■ **Directions**
Each record is to be transcribed exactly.

[start Data to process]

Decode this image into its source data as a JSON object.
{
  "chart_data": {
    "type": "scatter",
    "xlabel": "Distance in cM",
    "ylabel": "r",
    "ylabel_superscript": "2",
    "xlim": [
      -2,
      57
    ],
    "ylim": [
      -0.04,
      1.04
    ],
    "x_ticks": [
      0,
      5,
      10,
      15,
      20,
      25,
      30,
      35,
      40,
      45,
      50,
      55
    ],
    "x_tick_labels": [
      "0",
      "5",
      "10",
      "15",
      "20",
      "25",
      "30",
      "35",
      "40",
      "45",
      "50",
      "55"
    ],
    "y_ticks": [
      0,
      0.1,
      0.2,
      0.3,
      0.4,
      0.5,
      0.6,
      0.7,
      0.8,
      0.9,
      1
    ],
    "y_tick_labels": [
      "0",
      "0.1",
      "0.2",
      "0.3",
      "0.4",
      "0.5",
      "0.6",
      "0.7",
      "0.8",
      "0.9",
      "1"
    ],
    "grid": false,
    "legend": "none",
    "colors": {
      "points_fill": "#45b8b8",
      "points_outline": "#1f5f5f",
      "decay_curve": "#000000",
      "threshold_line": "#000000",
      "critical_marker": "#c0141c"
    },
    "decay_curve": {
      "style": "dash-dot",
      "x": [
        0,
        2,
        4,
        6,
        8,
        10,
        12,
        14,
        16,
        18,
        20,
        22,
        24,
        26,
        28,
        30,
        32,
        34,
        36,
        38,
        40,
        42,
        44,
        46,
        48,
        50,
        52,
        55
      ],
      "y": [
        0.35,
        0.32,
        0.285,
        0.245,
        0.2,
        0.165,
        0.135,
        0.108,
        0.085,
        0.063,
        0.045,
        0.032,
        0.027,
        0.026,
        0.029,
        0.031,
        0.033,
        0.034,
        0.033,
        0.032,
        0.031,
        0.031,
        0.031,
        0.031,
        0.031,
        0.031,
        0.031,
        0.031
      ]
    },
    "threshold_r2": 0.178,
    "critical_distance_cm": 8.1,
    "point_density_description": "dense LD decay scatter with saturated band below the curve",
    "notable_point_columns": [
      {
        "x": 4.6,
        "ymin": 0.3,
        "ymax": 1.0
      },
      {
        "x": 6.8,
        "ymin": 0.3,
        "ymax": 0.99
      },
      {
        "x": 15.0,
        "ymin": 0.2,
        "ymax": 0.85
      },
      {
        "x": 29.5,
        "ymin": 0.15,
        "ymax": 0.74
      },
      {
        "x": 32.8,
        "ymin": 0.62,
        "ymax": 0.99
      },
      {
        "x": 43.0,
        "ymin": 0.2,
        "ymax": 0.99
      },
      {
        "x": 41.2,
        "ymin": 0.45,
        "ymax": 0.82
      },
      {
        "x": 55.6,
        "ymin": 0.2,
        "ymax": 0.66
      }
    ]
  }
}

[end Data to process]

■ **The response**
Decode this image into its source data as a JSON object.
{
  "chart_data": {
    "type": "scatter",
    "xlabel": "Distance in cM",
    "ylabel": "r",
    "ylabel_superscript": "2",
    "xlim": [
      -2,
      57
    ],
    "ylim": [
      -0.04,
      1.04
    ],
    "x_ticks": [
      0,
      5,
      10,
      15,
      20,
      25,
      30,
      35,
      40,
      45,
      50,
      55
    ],
    "x_tick_labels": [
      "0",
      "5",
      "10",
      "15",
      "20",
      "25",
      "30",
      "35",
      "40",
      "45",
      "50",
      "55"
    ],
    "y_ticks": [
      0,
      0.1,
      0.2,
      0.3,
      0.4,
      0.5,
      0.6,
      0.7,
      0.8,
      0.9,
      1
    ],
    "y_tick_labels": [
      "0",
      "0.1",
      "0.2",
      "0.3",
      "0.4",
      "0.5",
      "0.6",
      "0.7",
      "0.8",
      "0.9",
      "1"
    ],
    "grid": false,
    "legend": "none",
    "colors": {
      "points_fill": "#45b8b8",
      "points_outline": "#1f5f5f",
      "decay_curve": "#000000",
      "threshold_line": "#000000",
      "critical_marker": "#c0141c"
    },
    "decay_curve": {
      "style": "dash-dot",
      "x": [
        0,
        2,
        4,
        6,
        8,
        10,
        12,
        14,
        16,
        18,
        20,
        22,
        24,
        26,
        28,
        30,
        32,
        34,
        36,
        38,
        40,
        42,
        44,
        46,
        48,
        50,
        52,
        55
      ],
      "y": [
        0.35,
        0.32,
        0.285,
        0.245,
        0.2,
        0.165,
        0.135,
        0.108,
        0.085,
        0.063,
        0.045,
        0.032,
        0.027,
        0.026,
        0.029,
        0.031,
        0.033,
        0.034,
        0.033,
        0.032,
        0.031,
        0.031,
        0.031,
        0.031,
        0.031,
        0.031,
        0.031,
        0.031
      ]
    },
    "threshold_r2": 0.178,
    "critical_distance_cm": 8.1,
    "point_density_description": "dense LD decay scatter with saturated band below the curve",
    "notable_point_columns": [
      {
        "x": 4.6,
        "ymin": 0.3,
        "ymax": 1.0
      },
      {
        "x": 6.8,
        "ymin": 0.3,
        "ymax": 0.99
      },
      {
        "x": 15.0,
        "ymin": 0.2,
        "ymax": 0.85
      },
      {
        "x": 29.5,
        "ymin": 0.15,
        "ymax": 0.74
      },
      {
        "x": 32.8,
        "ymin": 0.62,
        "ymax": 0.99
      },
      {
        "x": 43.0,
        "ymin": 0.2,
        "ymax": 0.99
      },
      {
        "x": 41.2,
        "ymin": 0.45,
        "ymax": 0.82
      },
      {
        "x": 55.6,
        "ymin": 0.2,
        "ymax": 0.66
      }
    ]
  }
}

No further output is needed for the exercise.